• **Extracted data**:
---+---

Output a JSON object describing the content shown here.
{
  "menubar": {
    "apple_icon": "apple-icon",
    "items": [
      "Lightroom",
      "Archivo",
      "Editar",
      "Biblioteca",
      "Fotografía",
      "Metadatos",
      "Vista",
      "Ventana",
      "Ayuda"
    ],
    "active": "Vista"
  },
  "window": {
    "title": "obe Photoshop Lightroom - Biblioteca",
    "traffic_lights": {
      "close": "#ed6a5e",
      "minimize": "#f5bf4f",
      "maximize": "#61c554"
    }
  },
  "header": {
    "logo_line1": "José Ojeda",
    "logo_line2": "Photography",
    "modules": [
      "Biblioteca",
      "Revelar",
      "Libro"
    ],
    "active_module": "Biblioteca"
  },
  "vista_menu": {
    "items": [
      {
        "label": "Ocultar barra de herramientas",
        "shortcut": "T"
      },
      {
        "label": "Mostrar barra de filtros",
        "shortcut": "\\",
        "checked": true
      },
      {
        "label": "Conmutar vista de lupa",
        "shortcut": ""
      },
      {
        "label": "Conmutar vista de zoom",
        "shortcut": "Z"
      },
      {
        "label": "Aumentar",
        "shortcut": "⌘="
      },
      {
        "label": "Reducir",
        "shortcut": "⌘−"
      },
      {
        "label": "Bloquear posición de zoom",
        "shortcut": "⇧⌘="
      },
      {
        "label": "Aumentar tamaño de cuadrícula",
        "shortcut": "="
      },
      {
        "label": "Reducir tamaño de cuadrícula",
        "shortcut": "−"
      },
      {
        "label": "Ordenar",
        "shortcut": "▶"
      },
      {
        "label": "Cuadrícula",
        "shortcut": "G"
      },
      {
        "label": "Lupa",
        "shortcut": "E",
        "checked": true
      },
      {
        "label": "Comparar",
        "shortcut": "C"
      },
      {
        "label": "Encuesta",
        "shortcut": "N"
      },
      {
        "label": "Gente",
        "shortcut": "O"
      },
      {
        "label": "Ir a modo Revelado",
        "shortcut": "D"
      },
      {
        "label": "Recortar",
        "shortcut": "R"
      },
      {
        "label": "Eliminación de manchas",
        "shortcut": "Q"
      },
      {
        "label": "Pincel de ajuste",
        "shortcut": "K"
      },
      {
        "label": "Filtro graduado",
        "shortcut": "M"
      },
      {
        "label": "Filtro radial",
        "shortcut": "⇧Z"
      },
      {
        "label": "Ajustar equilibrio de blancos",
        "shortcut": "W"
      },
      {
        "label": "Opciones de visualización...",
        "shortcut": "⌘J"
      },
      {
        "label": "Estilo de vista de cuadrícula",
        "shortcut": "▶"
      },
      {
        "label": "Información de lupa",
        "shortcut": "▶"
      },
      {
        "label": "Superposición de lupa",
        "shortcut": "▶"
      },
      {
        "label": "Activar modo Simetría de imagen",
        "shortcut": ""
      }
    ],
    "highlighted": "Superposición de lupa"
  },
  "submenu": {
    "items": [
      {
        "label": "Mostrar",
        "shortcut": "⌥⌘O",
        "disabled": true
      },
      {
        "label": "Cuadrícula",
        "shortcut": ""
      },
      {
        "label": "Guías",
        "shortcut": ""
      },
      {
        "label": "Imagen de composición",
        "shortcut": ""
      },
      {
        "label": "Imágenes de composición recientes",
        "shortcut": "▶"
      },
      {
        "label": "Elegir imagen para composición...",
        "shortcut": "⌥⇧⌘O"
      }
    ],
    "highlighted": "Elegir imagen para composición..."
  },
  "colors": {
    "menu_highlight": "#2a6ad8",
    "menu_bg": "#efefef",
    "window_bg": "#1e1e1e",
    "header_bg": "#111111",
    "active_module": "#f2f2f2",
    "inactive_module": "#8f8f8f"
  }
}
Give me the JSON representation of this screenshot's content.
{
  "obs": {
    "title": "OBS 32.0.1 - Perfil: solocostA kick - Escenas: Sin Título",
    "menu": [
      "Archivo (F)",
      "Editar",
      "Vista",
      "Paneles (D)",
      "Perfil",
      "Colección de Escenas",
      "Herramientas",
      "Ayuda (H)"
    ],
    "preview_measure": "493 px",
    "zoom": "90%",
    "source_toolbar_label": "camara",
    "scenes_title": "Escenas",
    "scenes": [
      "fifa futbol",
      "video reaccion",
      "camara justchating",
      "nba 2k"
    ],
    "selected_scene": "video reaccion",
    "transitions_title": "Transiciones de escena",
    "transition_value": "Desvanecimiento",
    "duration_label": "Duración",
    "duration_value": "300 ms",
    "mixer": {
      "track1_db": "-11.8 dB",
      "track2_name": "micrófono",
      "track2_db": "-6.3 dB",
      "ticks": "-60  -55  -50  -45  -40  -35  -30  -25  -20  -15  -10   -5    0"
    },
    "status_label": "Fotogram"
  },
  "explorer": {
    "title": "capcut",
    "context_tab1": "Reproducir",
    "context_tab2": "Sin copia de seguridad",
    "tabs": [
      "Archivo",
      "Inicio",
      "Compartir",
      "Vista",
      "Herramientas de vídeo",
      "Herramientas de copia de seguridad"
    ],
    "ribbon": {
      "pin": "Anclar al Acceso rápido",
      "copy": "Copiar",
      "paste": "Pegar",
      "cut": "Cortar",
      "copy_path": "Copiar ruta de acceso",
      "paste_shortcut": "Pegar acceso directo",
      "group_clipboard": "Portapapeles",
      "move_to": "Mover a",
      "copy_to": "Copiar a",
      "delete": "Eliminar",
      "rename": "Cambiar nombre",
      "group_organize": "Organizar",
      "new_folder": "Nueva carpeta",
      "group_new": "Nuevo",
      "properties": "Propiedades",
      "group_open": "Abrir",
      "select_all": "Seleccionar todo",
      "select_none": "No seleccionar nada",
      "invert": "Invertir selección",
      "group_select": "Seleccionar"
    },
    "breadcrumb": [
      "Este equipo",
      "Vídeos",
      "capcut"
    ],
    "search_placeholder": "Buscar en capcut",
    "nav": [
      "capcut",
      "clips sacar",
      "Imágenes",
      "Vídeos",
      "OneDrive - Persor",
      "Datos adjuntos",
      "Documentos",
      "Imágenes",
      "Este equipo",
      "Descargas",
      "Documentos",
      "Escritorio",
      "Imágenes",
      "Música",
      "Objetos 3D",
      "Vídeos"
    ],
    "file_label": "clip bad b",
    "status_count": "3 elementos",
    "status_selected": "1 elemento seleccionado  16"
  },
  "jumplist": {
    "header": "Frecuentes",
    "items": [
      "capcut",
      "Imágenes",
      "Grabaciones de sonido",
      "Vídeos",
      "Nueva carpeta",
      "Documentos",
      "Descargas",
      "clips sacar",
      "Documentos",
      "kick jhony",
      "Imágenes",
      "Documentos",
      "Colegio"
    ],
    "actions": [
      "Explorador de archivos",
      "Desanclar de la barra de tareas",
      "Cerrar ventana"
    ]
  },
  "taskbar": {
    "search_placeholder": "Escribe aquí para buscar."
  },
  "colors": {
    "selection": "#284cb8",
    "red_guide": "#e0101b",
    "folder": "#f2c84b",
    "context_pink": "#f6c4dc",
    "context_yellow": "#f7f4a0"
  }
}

---+---

• **Work required**: From the entries above, extract each line containing "reaccion".

• **Task output**:
      "video reaccion",
    "selected_scene": "video reaccion",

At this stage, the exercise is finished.